[begin Material shown]

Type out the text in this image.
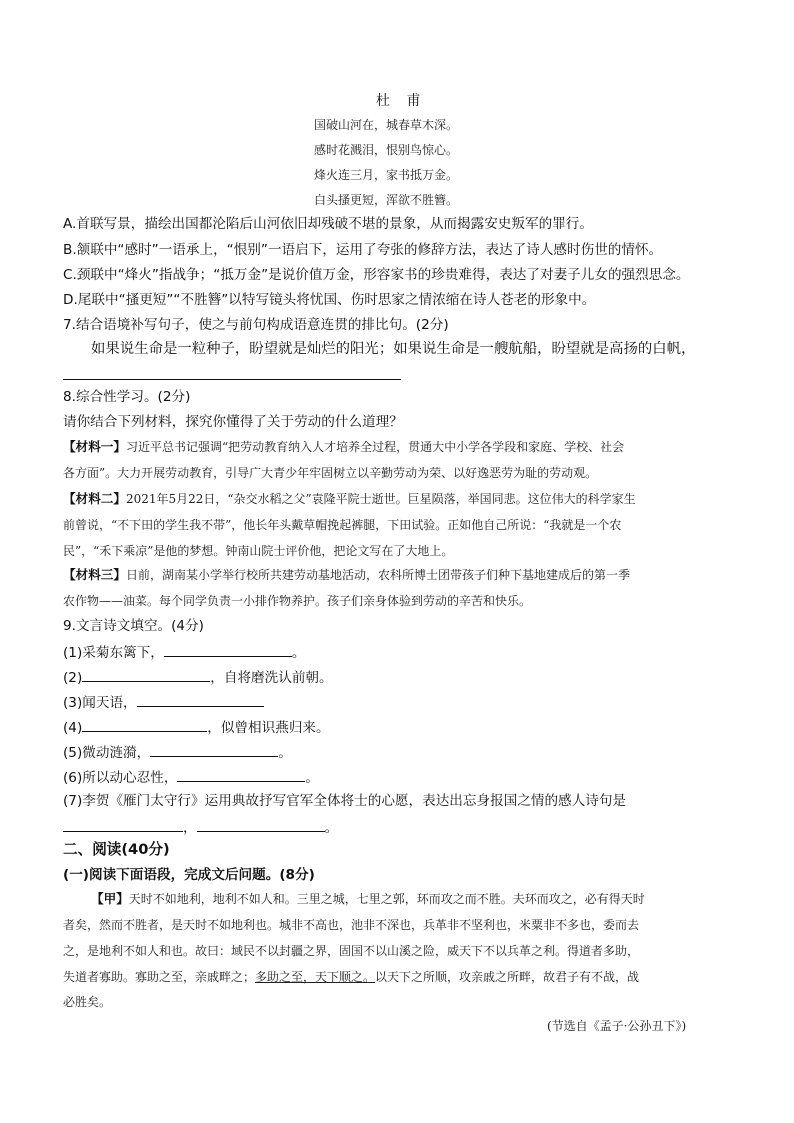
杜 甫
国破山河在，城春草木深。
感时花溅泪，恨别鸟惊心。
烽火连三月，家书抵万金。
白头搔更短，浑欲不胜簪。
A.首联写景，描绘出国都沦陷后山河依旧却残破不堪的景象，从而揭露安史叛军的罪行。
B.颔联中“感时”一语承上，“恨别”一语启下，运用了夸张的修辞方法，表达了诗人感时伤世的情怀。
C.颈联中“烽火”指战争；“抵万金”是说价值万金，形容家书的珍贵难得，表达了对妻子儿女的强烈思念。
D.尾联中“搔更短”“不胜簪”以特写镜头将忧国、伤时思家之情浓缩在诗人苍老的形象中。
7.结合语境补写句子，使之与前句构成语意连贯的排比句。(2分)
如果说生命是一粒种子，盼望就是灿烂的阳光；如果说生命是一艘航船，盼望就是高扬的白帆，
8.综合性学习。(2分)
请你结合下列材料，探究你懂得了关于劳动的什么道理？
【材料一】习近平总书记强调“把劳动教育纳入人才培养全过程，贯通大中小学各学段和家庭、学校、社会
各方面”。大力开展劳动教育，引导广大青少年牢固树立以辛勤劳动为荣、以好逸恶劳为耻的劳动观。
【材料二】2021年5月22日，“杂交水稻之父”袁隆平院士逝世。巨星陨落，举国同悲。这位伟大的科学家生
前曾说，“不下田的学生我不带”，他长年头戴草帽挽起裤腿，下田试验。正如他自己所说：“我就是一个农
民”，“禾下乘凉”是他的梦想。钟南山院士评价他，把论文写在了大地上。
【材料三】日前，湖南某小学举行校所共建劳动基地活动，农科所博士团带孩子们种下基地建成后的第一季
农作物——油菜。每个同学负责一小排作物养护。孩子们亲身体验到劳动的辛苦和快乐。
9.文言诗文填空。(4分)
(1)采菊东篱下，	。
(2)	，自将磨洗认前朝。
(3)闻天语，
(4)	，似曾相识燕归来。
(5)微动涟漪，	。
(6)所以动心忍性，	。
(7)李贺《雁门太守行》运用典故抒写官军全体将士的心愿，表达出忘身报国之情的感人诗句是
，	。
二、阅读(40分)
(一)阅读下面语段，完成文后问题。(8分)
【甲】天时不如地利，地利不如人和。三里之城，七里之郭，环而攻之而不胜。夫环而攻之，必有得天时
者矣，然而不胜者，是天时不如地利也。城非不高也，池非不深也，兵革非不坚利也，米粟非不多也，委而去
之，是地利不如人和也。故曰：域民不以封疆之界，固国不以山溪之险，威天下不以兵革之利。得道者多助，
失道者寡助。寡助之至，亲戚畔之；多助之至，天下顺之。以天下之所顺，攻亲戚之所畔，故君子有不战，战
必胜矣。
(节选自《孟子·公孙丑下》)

[end Material shown]

**Problem requirements**
Pictures are to be left out; the records above must be repeated word for word.

**Answer to this task**
Type out the text in this image.
杜 甫
国破山河在，城春草木深。
感时花溅泪，恨别鸟惊心。
烽火连三月，家书抵万金。
白头搔更短，浑欲不胜簪。
A.首联写景，描绘出国都沦陷后山河依旧却残破不堪的景象，从而揭露安史叛军的罪行。
B.颔联中“感时”一语承上，“恨别”一语启下，运用了夸张的修辞方法，表达了诗人感时伤世的情怀。
C.颈联中“烽火”指战争；“抵万金”是说价值万金，形容家书的珍贵难得，表达了对妻子儿女的强烈思念。
D.尾联中“搔更短”“不胜簪”以特写镜头将忧国、伤时思家之情浓缩在诗人苍老的形象中。
7.结合语境补写句子，使之与前句构成语意连贯的排比句。(2分)
如果说生命是一粒种子，盼望就是灿烂的阳光；如果说生命是一艘航船，盼望就是高扬的白帆，
8.综合性学习。(2分)
请你结合下列材料，探究你懂得了关于劳动的什么道理？
【材料一】习近平总书记强调“把劳动教育纳入人才培养全过程，贯通大中小学各学段和家庭、学校、社会
各方面”。大力开展劳动教育，引导广大青少年牢固树立以辛勤劳动为荣、以好逸恶劳为耻的劳动观。
【材料二】2021年5月22日，“杂交水稻之父”袁隆平院士逝世。巨星陨落，举国同悲。这位伟大的科学家生
前曾说，“不下田的学生我不带”，他长年头戴草帽挽起裤腿，下田试验。正如他自己所说：“我就是一个农
民”，“禾下乘凉”是他的梦想。钟南山院士评价他，把论文写在了大地上。
【材料三】日前，湖南某小学举行校所共建劳动基地活动，农科所博士团带孩子们种下基地建成后的第一季
农作物——油菜。每个同学负责一小排作物养护。孩子们亲身体验到劳动的辛苦和快乐。
9.文言诗文填空。(4分)
(1)采菊东篱下，	。
(2)	，自将磨洗认前朝。
(3)闻天语，
(4)	，似曾相识燕归来。
(5)微动涟漪，	。
(6)所以动心忍性，	。
(7)李贺《雁门太守行》运用典故抒写官军全体将士的心愿，表达出忘身报国之情的感人诗句是
，	。
二、阅读(40分)
(一)阅读下面语段，完成文后问题。(8分)
【甲】天时不如地利，地利不如人和。三里之城，七里之郭，环而攻之而不胜。夫环而攻之，必有得天时
者矣，然而不胜者，是天时不如地利也。城非不高也，池非不深也，兵革非不坚利也，米粟非不多也，委而去
之，是地利不如人和也。故曰：域民不以封疆之界，固国不以山溪之险，威天下不以兵革之利。得道者多助，
失道者寡助。寡助之至，亲戚畔之；多助之至，天下顺之。以天下之所顺，攻亲戚之所畔，故君子有不战，战
必胜矣。
(节选自《孟子·公孙丑下》)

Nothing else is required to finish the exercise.